* TASK INSTRUCTIONS
Check every line of the entries below for the word "structure", and copy the ones that have it.

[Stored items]
===============

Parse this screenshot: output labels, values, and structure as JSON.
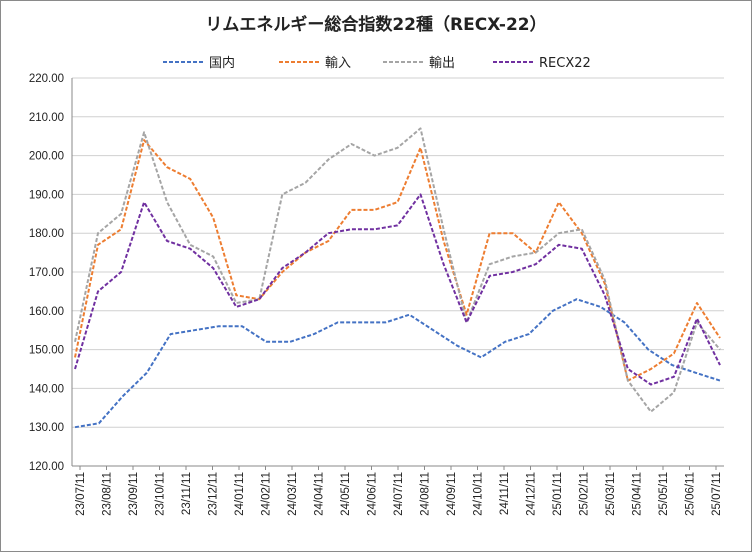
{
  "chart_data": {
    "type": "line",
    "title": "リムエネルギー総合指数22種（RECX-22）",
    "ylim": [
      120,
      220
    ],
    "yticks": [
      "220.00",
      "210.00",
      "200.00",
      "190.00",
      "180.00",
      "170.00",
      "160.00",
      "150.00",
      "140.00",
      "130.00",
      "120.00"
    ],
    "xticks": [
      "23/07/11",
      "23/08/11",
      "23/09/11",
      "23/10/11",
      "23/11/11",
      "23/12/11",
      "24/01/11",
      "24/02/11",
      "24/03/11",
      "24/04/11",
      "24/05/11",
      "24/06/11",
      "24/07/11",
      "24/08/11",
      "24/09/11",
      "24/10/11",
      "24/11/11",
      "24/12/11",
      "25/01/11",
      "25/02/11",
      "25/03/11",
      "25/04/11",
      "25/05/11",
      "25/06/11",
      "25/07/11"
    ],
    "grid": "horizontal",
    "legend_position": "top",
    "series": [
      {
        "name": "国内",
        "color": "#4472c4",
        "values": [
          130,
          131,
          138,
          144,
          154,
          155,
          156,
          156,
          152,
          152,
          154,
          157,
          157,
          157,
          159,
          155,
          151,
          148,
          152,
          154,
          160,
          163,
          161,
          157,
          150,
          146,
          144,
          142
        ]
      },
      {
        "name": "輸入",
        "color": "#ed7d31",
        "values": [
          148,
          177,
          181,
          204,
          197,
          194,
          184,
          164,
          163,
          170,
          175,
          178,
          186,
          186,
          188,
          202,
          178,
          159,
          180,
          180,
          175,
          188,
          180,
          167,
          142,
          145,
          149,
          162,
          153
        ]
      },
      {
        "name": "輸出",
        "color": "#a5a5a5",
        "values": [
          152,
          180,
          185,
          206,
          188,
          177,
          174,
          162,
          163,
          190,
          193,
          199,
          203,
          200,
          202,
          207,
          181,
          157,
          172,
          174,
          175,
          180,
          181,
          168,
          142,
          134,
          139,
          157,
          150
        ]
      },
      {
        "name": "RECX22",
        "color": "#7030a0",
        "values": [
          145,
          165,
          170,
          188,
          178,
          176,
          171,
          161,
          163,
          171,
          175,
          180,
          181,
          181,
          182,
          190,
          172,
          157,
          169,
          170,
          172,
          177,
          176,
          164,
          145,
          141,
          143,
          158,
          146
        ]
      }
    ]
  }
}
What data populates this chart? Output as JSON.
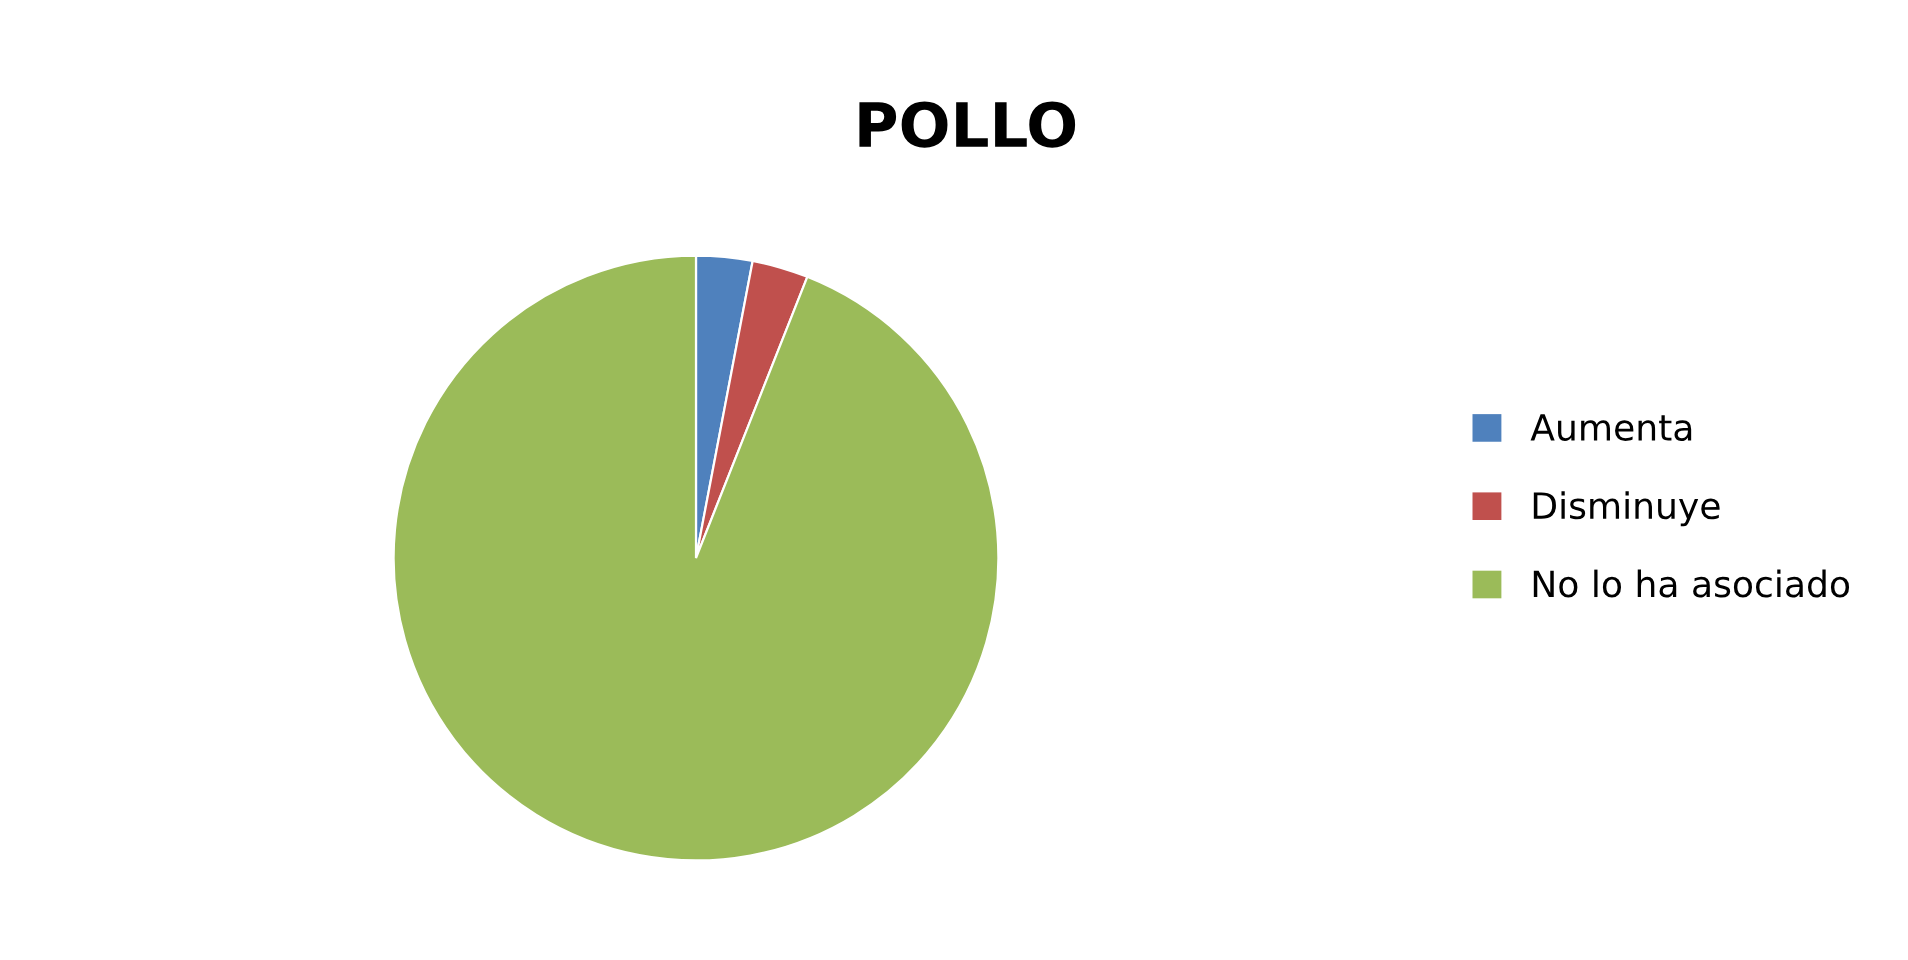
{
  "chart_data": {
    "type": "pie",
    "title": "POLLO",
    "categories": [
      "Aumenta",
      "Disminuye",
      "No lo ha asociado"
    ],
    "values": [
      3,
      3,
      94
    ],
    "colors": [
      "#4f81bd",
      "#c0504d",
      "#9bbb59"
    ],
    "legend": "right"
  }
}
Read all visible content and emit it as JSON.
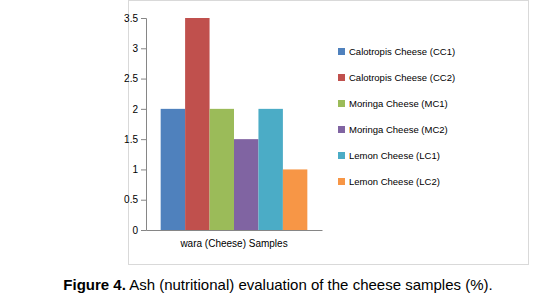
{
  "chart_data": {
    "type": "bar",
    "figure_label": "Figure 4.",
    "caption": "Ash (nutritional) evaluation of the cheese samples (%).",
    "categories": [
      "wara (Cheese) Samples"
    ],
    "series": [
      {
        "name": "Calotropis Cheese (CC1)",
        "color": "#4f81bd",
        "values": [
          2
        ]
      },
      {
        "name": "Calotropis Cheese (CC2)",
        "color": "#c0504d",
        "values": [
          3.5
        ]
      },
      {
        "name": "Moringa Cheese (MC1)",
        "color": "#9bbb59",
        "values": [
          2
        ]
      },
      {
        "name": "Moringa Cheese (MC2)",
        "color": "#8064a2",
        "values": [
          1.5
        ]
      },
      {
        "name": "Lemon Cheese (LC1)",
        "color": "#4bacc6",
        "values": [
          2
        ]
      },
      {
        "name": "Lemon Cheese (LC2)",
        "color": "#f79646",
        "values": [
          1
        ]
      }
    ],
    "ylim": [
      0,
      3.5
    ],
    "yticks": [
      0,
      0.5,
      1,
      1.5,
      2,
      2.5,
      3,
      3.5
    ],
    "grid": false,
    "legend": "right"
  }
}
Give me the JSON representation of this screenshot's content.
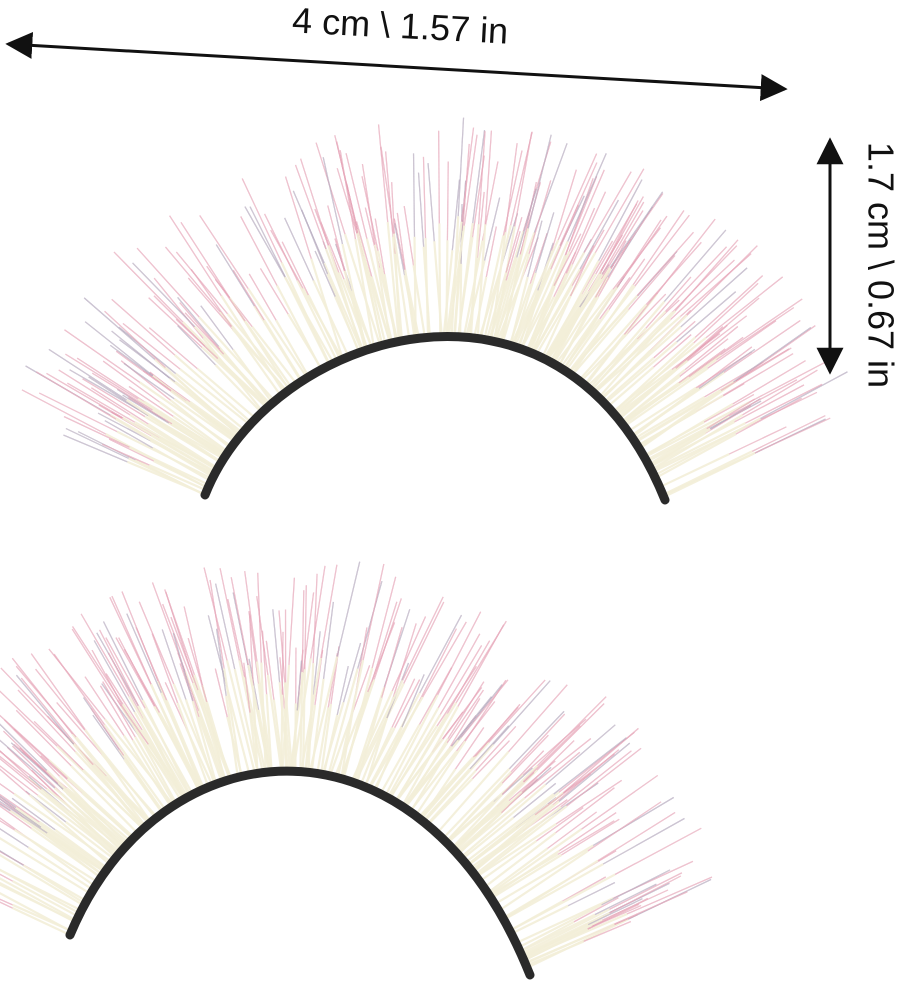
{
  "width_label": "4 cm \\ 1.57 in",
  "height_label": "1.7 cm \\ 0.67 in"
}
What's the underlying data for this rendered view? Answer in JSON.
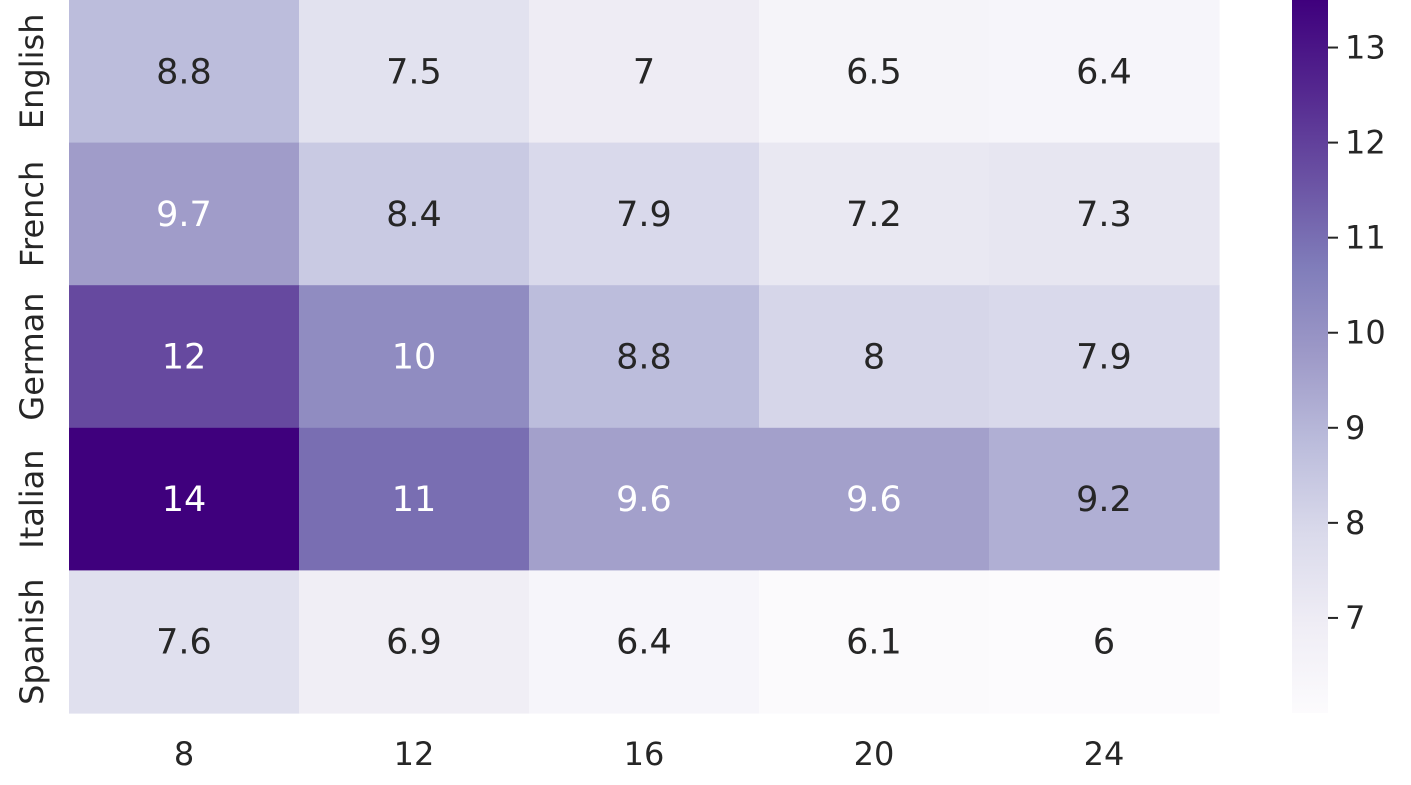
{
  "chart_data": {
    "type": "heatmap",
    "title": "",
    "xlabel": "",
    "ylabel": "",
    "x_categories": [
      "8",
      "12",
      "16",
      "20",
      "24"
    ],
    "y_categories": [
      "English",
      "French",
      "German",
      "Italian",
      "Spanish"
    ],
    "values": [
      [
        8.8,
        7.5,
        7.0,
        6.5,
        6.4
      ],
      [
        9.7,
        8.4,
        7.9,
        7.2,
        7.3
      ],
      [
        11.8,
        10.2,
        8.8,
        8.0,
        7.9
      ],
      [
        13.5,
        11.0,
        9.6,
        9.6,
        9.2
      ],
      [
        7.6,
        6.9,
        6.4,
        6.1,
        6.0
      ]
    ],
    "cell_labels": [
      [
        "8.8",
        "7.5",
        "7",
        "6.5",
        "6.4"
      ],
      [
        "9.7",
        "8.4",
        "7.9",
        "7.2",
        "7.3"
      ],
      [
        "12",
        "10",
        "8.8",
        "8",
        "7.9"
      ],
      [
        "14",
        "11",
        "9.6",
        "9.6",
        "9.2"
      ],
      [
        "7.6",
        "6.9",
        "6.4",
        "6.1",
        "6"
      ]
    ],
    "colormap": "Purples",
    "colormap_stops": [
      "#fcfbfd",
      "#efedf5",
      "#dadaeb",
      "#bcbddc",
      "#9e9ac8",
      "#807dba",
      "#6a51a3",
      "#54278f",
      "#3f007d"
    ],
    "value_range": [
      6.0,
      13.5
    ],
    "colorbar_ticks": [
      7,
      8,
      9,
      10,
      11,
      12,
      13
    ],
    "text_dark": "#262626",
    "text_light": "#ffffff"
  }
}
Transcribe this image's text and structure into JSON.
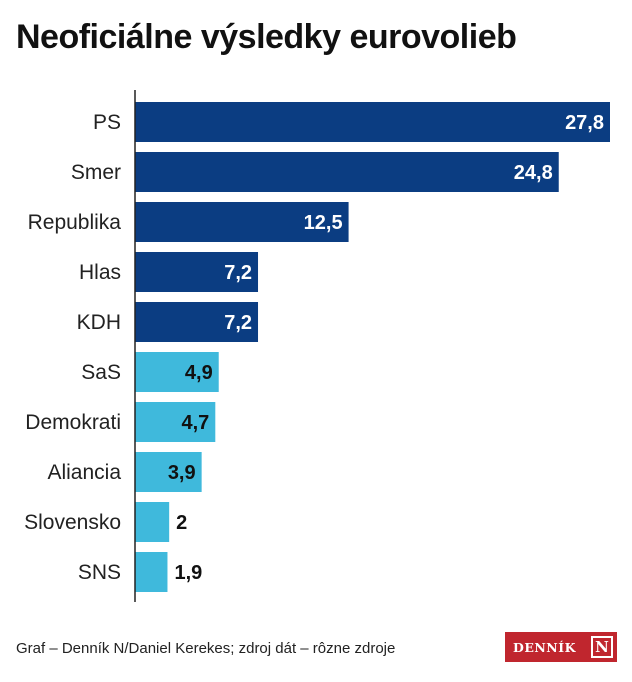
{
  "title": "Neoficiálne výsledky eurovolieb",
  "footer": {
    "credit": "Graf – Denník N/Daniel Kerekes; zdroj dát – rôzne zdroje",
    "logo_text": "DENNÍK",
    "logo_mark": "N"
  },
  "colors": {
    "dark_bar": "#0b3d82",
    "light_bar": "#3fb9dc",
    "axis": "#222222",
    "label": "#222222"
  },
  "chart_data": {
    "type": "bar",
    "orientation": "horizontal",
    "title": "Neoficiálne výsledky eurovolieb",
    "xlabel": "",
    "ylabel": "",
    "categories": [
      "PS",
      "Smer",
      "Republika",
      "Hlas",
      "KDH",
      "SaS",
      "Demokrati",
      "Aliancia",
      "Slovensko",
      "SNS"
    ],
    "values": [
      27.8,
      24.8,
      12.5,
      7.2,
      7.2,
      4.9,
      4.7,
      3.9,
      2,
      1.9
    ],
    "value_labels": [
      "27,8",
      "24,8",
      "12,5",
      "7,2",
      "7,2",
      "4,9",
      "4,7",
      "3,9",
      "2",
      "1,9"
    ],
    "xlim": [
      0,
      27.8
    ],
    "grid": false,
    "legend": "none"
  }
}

===============

* THE REPLY
Parse this screenshot: output labels, values, and structure as JSON.
Transcribe this image's text and structure into JSON.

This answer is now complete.